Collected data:

########

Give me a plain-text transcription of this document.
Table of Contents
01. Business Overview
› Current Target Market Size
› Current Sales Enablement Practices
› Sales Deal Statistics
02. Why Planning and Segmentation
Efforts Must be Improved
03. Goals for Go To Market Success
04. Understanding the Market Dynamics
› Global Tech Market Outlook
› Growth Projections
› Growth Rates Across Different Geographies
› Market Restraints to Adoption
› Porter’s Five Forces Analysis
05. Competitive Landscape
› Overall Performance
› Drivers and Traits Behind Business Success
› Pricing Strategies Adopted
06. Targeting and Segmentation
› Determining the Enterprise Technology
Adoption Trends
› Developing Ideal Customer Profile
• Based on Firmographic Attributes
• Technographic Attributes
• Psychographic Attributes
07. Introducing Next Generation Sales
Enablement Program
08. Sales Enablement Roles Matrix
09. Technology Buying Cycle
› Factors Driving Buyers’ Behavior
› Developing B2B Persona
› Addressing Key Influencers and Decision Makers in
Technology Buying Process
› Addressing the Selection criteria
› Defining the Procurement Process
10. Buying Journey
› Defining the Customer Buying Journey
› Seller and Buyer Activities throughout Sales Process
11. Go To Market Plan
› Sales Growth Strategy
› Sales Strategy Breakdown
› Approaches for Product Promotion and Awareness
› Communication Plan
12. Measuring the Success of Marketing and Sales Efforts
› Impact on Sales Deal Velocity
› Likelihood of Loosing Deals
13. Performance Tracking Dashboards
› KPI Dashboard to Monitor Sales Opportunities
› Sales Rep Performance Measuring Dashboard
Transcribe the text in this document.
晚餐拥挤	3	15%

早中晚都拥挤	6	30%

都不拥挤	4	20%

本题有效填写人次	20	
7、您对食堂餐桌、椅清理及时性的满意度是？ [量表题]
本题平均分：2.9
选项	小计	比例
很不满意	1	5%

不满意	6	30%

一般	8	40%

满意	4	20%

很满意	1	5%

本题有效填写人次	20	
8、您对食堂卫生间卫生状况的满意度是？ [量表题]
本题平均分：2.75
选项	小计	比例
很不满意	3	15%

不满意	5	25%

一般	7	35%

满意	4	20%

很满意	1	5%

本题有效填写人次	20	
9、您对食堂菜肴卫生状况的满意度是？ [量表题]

########

What to produce: Repeat the records above exactly.

Exercise answer:
Give me a plain-text transcription of this document.
Table of Contents
01. Business Overview
› Current Target Market Size
› Current Sales Enablement Practices
› Sales Deal Statistics
02. Why Planning and Segmentation
Efforts Must be Improved
03. Goals for Go To Market Success
04. Understanding the Market Dynamics
› Global Tech Market Outlook
› Growth Projections
› Growth Rates Across Different Geographies
› Market Restraints to Adoption
› Porter’s Five Forces Analysis
05. Competitive Landscape
› Overall Performance
› Drivers and Traits Behind Business Success
› Pricing Strategies Adopted
06. Targeting and Segmentation
› Determining the Enterprise Technology
Adoption Trends
› Developing Ideal Customer Profile
• Based on Firmographic Attributes
• Technographic Attributes
• Psychographic Attributes
07. Introducing Next Generation Sales
Enablement Program
08. Sales Enablement Roles Matrix
09. Technology Buying Cycle
› Factors Driving Buyers’ Behavior
› Developing B2B Persona
› Addressing Key Influencers and Decision Makers in
Technology Buying Process
› Addressing the Selection criteria
› Defining the Procurement Process
10. Buying Journey
› Defining the Customer Buying Journey
› Seller and Buyer Activities throughout Sales Process
11. Go To Market Plan
› Sales Growth Strategy
› Sales Strategy Breakdown
› Approaches for Product Promotion and Awareness
› Communication Plan
12. Measuring the Success of Marketing and Sales Efforts
› Impact on Sales Deal Velocity
› Likelihood of Loosing Deals
13. Performance Tracking Dashboards
› KPI Dashboard to Monitor Sales Opportunities
› Sales Rep Performance Measuring Dashboard
Transcribe the text in this document.
晚餐拥挤	3	15%

早中晚都拥挤	6	30%

都不拥挤	4	20%

本题有效填写人次	20	
7、您对食堂餐桌、椅清理及时性的满意度是？ [量表题]
本题平均分：2.9
选项	小计	比例
很不满意	1	5%

不满意	6	30%

一般	8	40%

满意	4	20%

很满意	1	5%

本题有效填写人次	20	
8、您对食堂卫生间卫生状况的满意度是？ [量表题]
本题平均分：2.75
选项	小计	比例
很不满意	3	15%

不满意	5	25%

一般	7	35%

满意	4	20%

很满意	1	5%

本题有效填写人次	20	
9、您对食堂菜肴卫生状况的满意度是？ [量表题]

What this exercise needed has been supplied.